From the entries below, please gather each line containing the string "optics".

Entries with figure data
>>>

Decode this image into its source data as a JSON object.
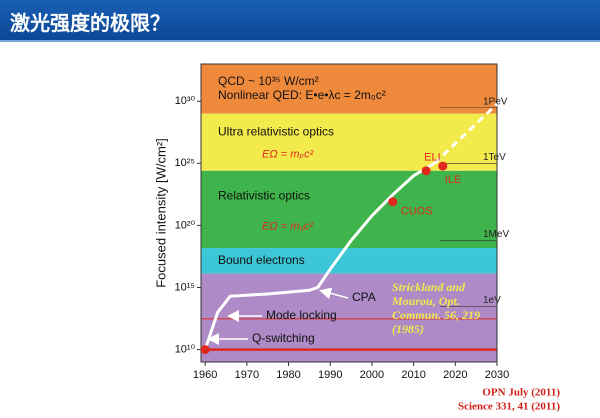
{
  "header": {
    "title": "激光强度的极限？"
  },
  "chart_data": {
    "type": "line",
    "ylabel": "Focused intensity [W/cm²]",
    "xlim": [
      1959,
      2030
    ],
    "xticks": [
      1960,
      1970,
      1980,
      1990,
      2000,
      2010,
      2020,
      2030
    ],
    "ylim": [
      1000000000.0,
      1e+33
    ],
    "log_y": true,
    "yticks": [
      {
        "value": 10000000000.0,
        "label": "10¹⁰"
      },
      {
        "value": 1000000000000000.0,
        "label": "10¹⁵"
      },
      {
        "value": 1e+20,
        "label": "10²⁰"
      },
      {
        "value": 1e+25,
        "label": "10²⁵"
      },
      {
        "value": 1e+30,
        "label": "10³⁰"
      }
    ],
    "regions": [
      {
        "from": 1e+29,
        "to": 1e+33,
        "color": "#ef8a3c",
        "labels": [
          "QCD ~ 10³⁵ W/cm²",
          "Nonlinear QED: E•e•λc = 2m₀c²"
        ]
      },
      {
        "from": 2.5e+24,
        "to": 1e+29,
        "color": "#f3ea4c",
        "labels": [
          "Ultra relativistic optics"
        ],
        "formula": "EΩ = mₚc²"
      },
      {
        "from": 1.5e+18,
        "to": 2.5e+24,
        "color": "#3fb44c",
        "labels": [
          "Relativistic optics"
        ],
        "formula": "EΩ = m₀c²"
      },
      {
        "from": 1.3e+16,
        "to": 1.5e+18,
        "color": "#3cc6d6",
        "labels": [
          "Bound electrons"
        ]
      },
      {
        "from": 1000000000.0,
        "to": 1.3e+16,
        "color": "#ae8ac6",
        "labels": []
      }
    ],
    "hlines": [
      {
        "value": 3000000000000.0,
        "color": "#e0281e"
      },
      {
        "value": 10000000000.0,
        "color": "#e0281e"
      }
    ],
    "energy_labels": [
      {
        "label": "1PeV",
        "value": 3e+29
      },
      {
        "label": "1TeV",
        "value": 1e+25
      },
      {
        "label": "1MeV",
        "value": 6e+18
      },
      {
        "label": "1eV",
        "value": 30000000000000.0
      }
    ],
    "series": [
      {
        "color": "#ffffff",
        "dashed": false,
        "x": [
          1960,
          1963,
          1966,
          1975,
          1985,
          1987,
          1990,
          1995,
          2000,
          2005,
          2010,
          2015
        ],
        "values": [
          10000000000.0,
          10000000000000.0,
          200000000000000.0,
          300000000000000.0,
          600000000000000.0,
          1000000000000000.0,
          3e+16,
          6e+18,
          6e+20,
          3e+22,
          1e+24,
          1e+25
        ]
      },
      {
        "color": "#ffffff",
        "dashed": true,
        "x": [
          2015,
          2030
        ],
        "values": [
          1e+25,
          6e+29
        ]
      }
    ],
    "points": {
      "color": "#e0281e",
      "x": [
        1960,
        2005,
        2013,
        2017
      ],
      "values": [
        10000000000.0,
        8e+21,
        2.5e+24,
        6e+24
      ],
      "labels": [
        null,
        "CUOS",
        "ELI",
        "ILE"
      ]
    },
    "annotations": [
      "Mode locking",
      "Q-switching",
      "CPA"
    ],
    "citation": [
      "Strickland and",
      "Mourou, Opt.",
      "Commun. 56, 219",
      "(1985)"
    ],
    "sources": [
      "OPN July (2011)",
      "Science 331, 41 (2011)"
    ]
  }
}
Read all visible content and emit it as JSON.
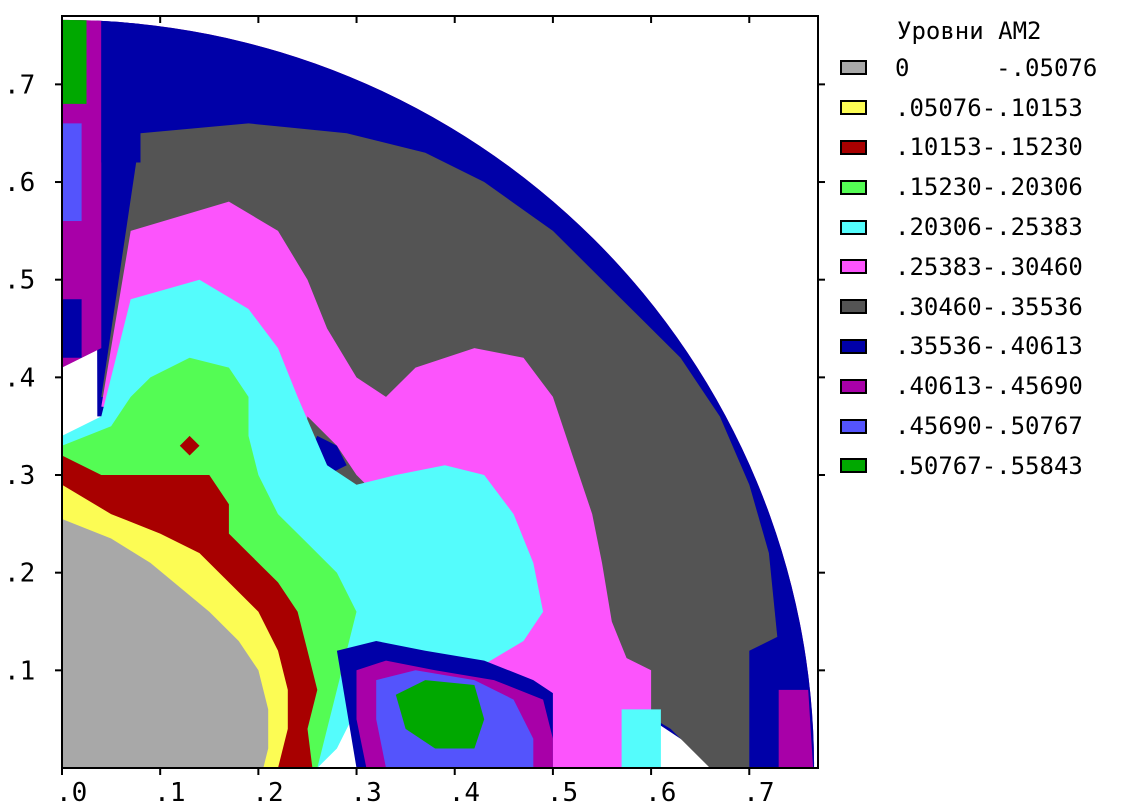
{
  "chart_data": {
    "type": "heatmap",
    "legend_title": "Уровни АМ2",
    "xlim": [
      0,
      0.77
    ],
    "ylim": [
      0,
      0.77
    ],
    "x_ticks": [
      ".0",
      ".1",
      ".2",
      ".3",
      ".4",
      ".5",
      ".6",
      ".7"
    ],
    "y_ticks": [
      ".1",
      ".2",
      ".3",
      ".4",
      ".5",
      ".6",
      ".7"
    ],
    "legend_placement": "right",
    "levels": [
      {
        "label": "0      -.05076",
        "range": [
          0,
          0.05076
        ],
        "color": "#a8a8a8"
      },
      {
        "label": ".05076-.10153",
        "range": [
          0.05076,
          0.10153
        ],
        "color": "#fcfc54"
      },
      {
        "label": ".10153-.15230",
        "range": [
          0.10153,
          0.1523
        ],
        "color": "#a80000"
      },
      {
        "label": ".15230-.20306",
        "range": [
          0.1523,
          0.20306
        ],
        "color": "#54fc54"
      },
      {
        "label": ".20306-.25383",
        "range": [
          0.20306,
          0.25383
        ],
        "color": "#54fcfc"
      },
      {
        "label": ".25383-.30460",
        "range": [
          0.25383,
          0.3046
        ],
        "color": "#fc54fc"
      },
      {
        "label": ".30460-.35536",
        "range": [
          0.3046,
          0.35536
        ],
        "color": "#545454"
      },
      {
        "label": ".35536-.40613",
        "range": [
          0.35536,
          0.40613
        ],
        "color": "#0000a8"
      },
      {
        "label": ".40613-.45690",
        "range": [
          0.40613,
          0.4569
        ],
        "color": "#a800a8"
      },
      {
        "label": ".45690-.50767",
        "range": [
          0.4569,
          0.50767
        ],
        "color": "#5454fc"
      },
      {
        "label": ".50767-.55843",
        "range": [
          0.50767,
          0.55843
        ],
        "color": "#00a800"
      }
    ],
    "regions": [
      {
        "level": 8,
        "poly": [
          [
            0,
            0.77
          ],
          [
            0.77,
            0.77
          ],
          [
            0.77,
            0
          ]
        ]
      },
      {
        "level": 7,
        "poly": [
          [
            0.035,
            0.77
          ],
          [
            0.23,
            0.77
          ],
          [
            0.32,
            0.745
          ],
          [
            0.4,
            0.7
          ],
          [
            0.45,
            0.66
          ],
          [
            0.55,
            0.58
          ],
          [
            0.62,
            0.5
          ],
          [
            0.68,
            0.42
          ],
          [
            0.72,
            0.32
          ],
          [
            0.745,
            0.22
          ],
          [
            0.77,
            0.12
          ],
          [
            0.77,
            0
          ],
          [
            0.68,
            0
          ],
          [
            0.63,
            0.03
          ],
          [
            0.57,
            0.07
          ],
          [
            0.52,
            0.1
          ],
          [
            0.45,
            0.13
          ],
          [
            0.38,
            0.12
          ],
          [
            0.32,
            0.12
          ],
          [
            0.28,
            0.1
          ],
          [
            0.28,
            0.36
          ],
          [
            0.036,
            0.36
          ]
        ]
      },
      {
        "level": 6,
        "poly": [
          [
            0.08,
            0.65
          ],
          [
            0.19,
            0.66
          ],
          [
            0.29,
            0.65
          ],
          [
            0.37,
            0.63
          ],
          [
            0.43,
            0.6
          ],
          [
            0.5,
            0.55
          ],
          [
            0.57,
            0.48
          ],
          [
            0.63,
            0.42
          ],
          [
            0.67,
            0.36
          ],
          [
            0.7,
            0.29
          ],
          [
            0.72,
            0.22
          ],
          [
            0.73,
            0.12
          ],
          [
            0.735,
            0
          ],
          [
            0.66,
            0
          ],
          [
            0.62,
            0.04
          ],
          [
            0.57,
            0.07
          ],
          [
            0.5,
            0.1
          ],
          [
            0.42,
            0.13
          ],
          [
            0.35,
            0.13
          ],
          [
            0.29,
            0.11
          ],
          [
            0.26,
            0.36
          ],
          [
            0.04,
            0.38
          ]
        ]
      },
      {
        "level": 8,
        "poly": [
          [
            0.0,
            0.41
          ],
          [
            0.04,
            0.43
          ],
          [
            0.04,
            0.77
          ],
          [
            0.0,
            0.77
          ]
        ]
      },
      {
        "level": 7,
        "poly": [
          [
            0.04,
            0.62
          ],
          [
            0.08,
            0.62
          ],
          [
            0.08,
            0.77
          ],
          [
            0.04,
            0.77
          ]
        ]
      },
      {
        "level": 5,
        "poly": [
          [
            0.07,
            0.55
          ],
          [
            0.17,
            0.58
          ],
          [
            0.22,
            0.55
          ],
          [
            0.25,
            0.5
          ],
          [
            0.27,
            0.45
          ],
          [
            0.3,
            0.4
          ],
          [
            0.33,
            0.38
          ],
          [
            0.36,
            0.41
          ],
          [
            0.42,
            0.43
          ],
          [
            0.47,
            0.42
          ],
          [
            0.5,
            0.38
          ],
          [
            0.52,
            0.32
          ],
          [
            0.54,
            0.26
          ],
          [
            0.55,
            0.21
          ],
          [
            0.56,
            0.15
          ],
          [
            0.58,
            0.1
          ],
          [
            0.6,
            0.02
          ],
          [
            0.57,
            0
          ],
          [
            0.46,
            0
          ],
          [
            0.4,
            0.05
          ],
          [
            0.35,
            0.1
          ],
          [
            0.3,
            0.12
          ],
          [
            0.27,
            0.27
          ],
          [
            0.24,
            0.31
          ],
          [
            0.23,
            0.35
          ],
          [
            0.04,
            0.37
          ]
        ]
      },
      {
        "level": 6,
        "poly": [
          [
            0.25,
            0.36
          ],
          [
            0.28,
            0.33
          ],
          [
            0.3,
            0.3
          ],
          [
            0.33,
            0.27
          ],
          [
            0.3,
            0.24
          ],
          [
            0.27,
            0.26
          ],
          [
            0.24,
            0.3
          ]
        ]
      },
      {
        "level": 7,
        "poly": [
          [
            0.26,
            0.34
          ],
          [
            0.28,
            0.33
          ],
          [
            0.29,
            0.31
          ],
          [
            0.27,
            0.3
          ],
          [
            0.25,
            0.32
          ]
        ]
      },
      {
        "level": 4,
        "poly": [
          [
            0.07,
            0.48
          ],
          [
            0.14,
            0.5
          ],
          [
            0.19,
            0.47
          ],
          [
            0.22,
            0.43
          ],
          [
            0.24,
            0.38
          ],
          [
            0.27,
            0.31
          ],
          [
            0.3,
            0.29
          ],
          [
            0.34,
            0.3
          ],
          [
            0.39,
            0.31
          ],
          [
            0.43,
            0.3
          ],
          [
            0.46,
            0.26
          ],
          [
            0.48,
            0.21
          ],
          [
            0.49,
            0.16
          ],
          [
            0.47,
            0.13
          ],
          [
            0.42,
            0.1
          ],
          [
            0.38,
            0.1
          ],
          [
            0.33,
            0.1
          ],
          [
            0.3,
            0.06
          ],
          [
            0.28,
            0.02
          ],
          [
            0.26,
            0.0
          ],
          [
            0.0,
            0.0
          ],
          [
            0.0,
            0.34
          ],
          [
            0.04,
            0.36
          ]
        ]
      },
      {
        "level": 3,
        "poly": [
          [
            0.09,
            0.4
          ],
          [
            0.13,
            0.42
          ],
          [
            0.17,
            0.41
          ],
          [
            0.19,
            0.38
          ],
          [
            0.19,
            0.34
          ],
          [
            0.2,
            0.3
          ],
          [
            0.22,
            0.26
          ],
          [
            0.25,
            0.23
          ],
          [
            0.28,
            0.2
          ],
          [
            0.3,
            0.16
          ],
          [
            0.29,
            0.12
          ],
          [
            0.28,
            0.08
          ],
          [
            0.27,
            0.04
          ],
          [
            0.26,
            0.0
          ],
          [
            0.0,
            0.0
          ],
          [
            0.0,
            0.33
          ],
          [
            0.05,
            0.35
          ],
          [
            0.07,
            0.38
          ]
        ]
      },
      {
        "level": 2,
        "poly": [
          [
            0.0,
            0.32
          ],
          [
            0.04,
            0.3
          ],
          [
            0.08,
            0.3
          ],
          [
            0.12,
            0.3
          ],
          [
            0.15,
            0.3
          ],
          [
            0.17,
            0.27
          ],
          [
            0.17,
            0.24
          ],
          [
            0.19,
            0.22
          ],
          [
            0.22,
            0.19
          ],
          [
            0.24,
            0.16
          ],
          [
            0.25,
            0.12
          ],
          [
            0.26,
            0.08
          ],
          [
            0.25,
            0.04
          ],
          [
            0.255,
            0.0
          ],
          [
            0.0,
            0.0
          ]
        ]
      },
      {
        "level": 1,
        "poly": [
          [
            0.0,
            0.29
          ],
          [
            0.05,
            0.26
          ],
          [
            0.1,
            0.24
          ],
          [
            0.14,
            0.22
          ],
          [
            0.17,
            0.19
          ],
          [
            0.2,
            0.16
          ],
          [
            0.22,
            0.12
          ],
          [
            0.23,
            0.08
          ],
          [
            0.23,
            0.04
          ],
          [
            0.22,
            0.0
          ],
          [
            0.0,
            0.0
          ]
        ]
      },
      {
        "level": 0,
        "poly": [
          [
            0.0,
            0.255
          ],
          [
            0.05,
            0.235
          ],
          [
            0.09,
            0.21
          ],
          [
            0.12,
            0.185
          ],
          [
            0.15,
            0.16
          ],
          [
            0.18,
            0.13
          ],
          [
            0.2,
            0.1
          ],
          [
            0.21,
            0.06
          ],
          [
            0.21,
            0.02
          ],
          [
            0.205,
            0.0
          ],
          [
            0.0,
            0.0
          ]
        ]
      },
      {
        "level": 7,
        "poly": [
          [
            0.28,
            0.12
          ],
          [
            0.32,
            0.13
          ],
          [
            0.37,
            0.12
          ],
          [
            0.43,
            0.11
          ],
          [
            0.48,
            0.09
          ],
          [
            0.51,
            0.07
          ],
          [
            0.52,
            0.03
          ],
          [
            0.52,
            0.0
          ],
          [
            0.3,
            0.0
          ],
          [
            0.29,
            0.06
          ]
        ]
      },
      {
        "level": 8,
        "poly": [
          [
            0.3,
            0.1
          ],
          [
            0.33,
            0.11
          ],
          [
            0.38,
            0.1
          ],
          [
            0.44,
            0.09
          ],
          [
            0.49,
            0.07
          ],
          [
            0.5,
            0.03
          ],
          [
            0.5,
            0.0
          ],
          [
            0.31,
            0.0
          ],
          [
            0.3,
            0.05
          ]
        ]
      },
      {
        "level": 9,
        "poly": [
          [
            0.32,
            0.09
          ],
          [
            0.36,
            0.1
          ],
          [
            0.42,
            0.09
          ],
          [
            0.46,
            0.07
          ],
          [
            0.48,
            0.03
          ],
          [
            0.48,
            0.0
          ],
          [
            0.33,
            0.0
          ],
          [
            0.32,
            0.05
          ]
        ]
      },
      {
        "level": 10,
        "poly": [
          [
            0.34,
            0.075
          ],
          [
            0.37,
            0.09
          ],
          [
            0.42,
            0.085
          ],
          [
            0.43,
            0.05
          ],
          [
            0.42,
            0.02
          ],
          [
            0.38,
            0.02
          ],
          [
            0.35,
            0.04
          ]
        ]
      },
      {
        "level": 5,
        "poly": [
          [
            0.5,
            0.0
          ],
          [
            0.5,
            0.08
          ],
          [
            0.56,
            0.12
          ],
          [
            0.6,
            0.1
          ],
          [
            0.6,
            0.0
          ]
        ]
      },
      {
        "level": 4,
        "poly": [
          [
            0.57,
            0.0
          ],
          [
            0.57,
            0.06
          ],
          [
            0.61,
            0.06
          ],
          [
            0.61,
            0.0
          ]
        ]
      },
      {
        "level": 7,
        "poly": [
          [
            0.7,
            0.0
          ],
          [
            0.7,
            0.12
          ],
          [
            0.74,
            0.14
          ],
          [
            0.74,
            0.0
          ]
        ]
      },
      {
        "level": 8,
        "poly": [
          [
            0.73,
            0.0
          ],
          [
            0.73,
            0.08
          ],
          [
            0.76,
            0.08
          ],
          [
            0.765,
            0.0
          ]
        ]
      },
      {
        "level": 9,
        "poly": [
          [
            0.0,
            0.56
          ],
          [
            0.02,
            0.56
          ],
          [
            0.02,
            0.66
          ],
          [
            0.0,
            0.66
          ]
        ]
      },
      {
        "level": 8,
        "poly": [
          [
            0.0,
            0.52
          ],
          [
            0.02,
            0.52
          ],
          [
            0.02,
            0.56
          ],
          [
            0.0,
            0.56
          ]
        ]
      },
      {
        "level": 7,
        "poly": [
          [
            0.0,
            0.42
          ],
          [
            0.02,
            0.42
          ],
          [
            0.02,
            0.48
          ],
          [
            0.0,
            0.48
          ]
        ]
      },
      {
        "level": 10,
        "poly": [
          [
            0.0,
            0.68
          ],
          [
            0.025,
            0.68
          ],
          [
            0.025,
            0.77
          ],
          [
            0.0,
            0.77
          ]
        ]
      },
      {
        "level": 2,
        "poly": [
          [
            0.12,
            0.33
          ],
          [
            0.13,
            0.34
          ],
          [
            0.14,
            0.33
          ],
          [
            0.13,
            0.32
          ]
        ]
      }
    ]
  }
}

<<<

> Solved problem
          "Ultra relativistic optics"
          "Relativistic optics"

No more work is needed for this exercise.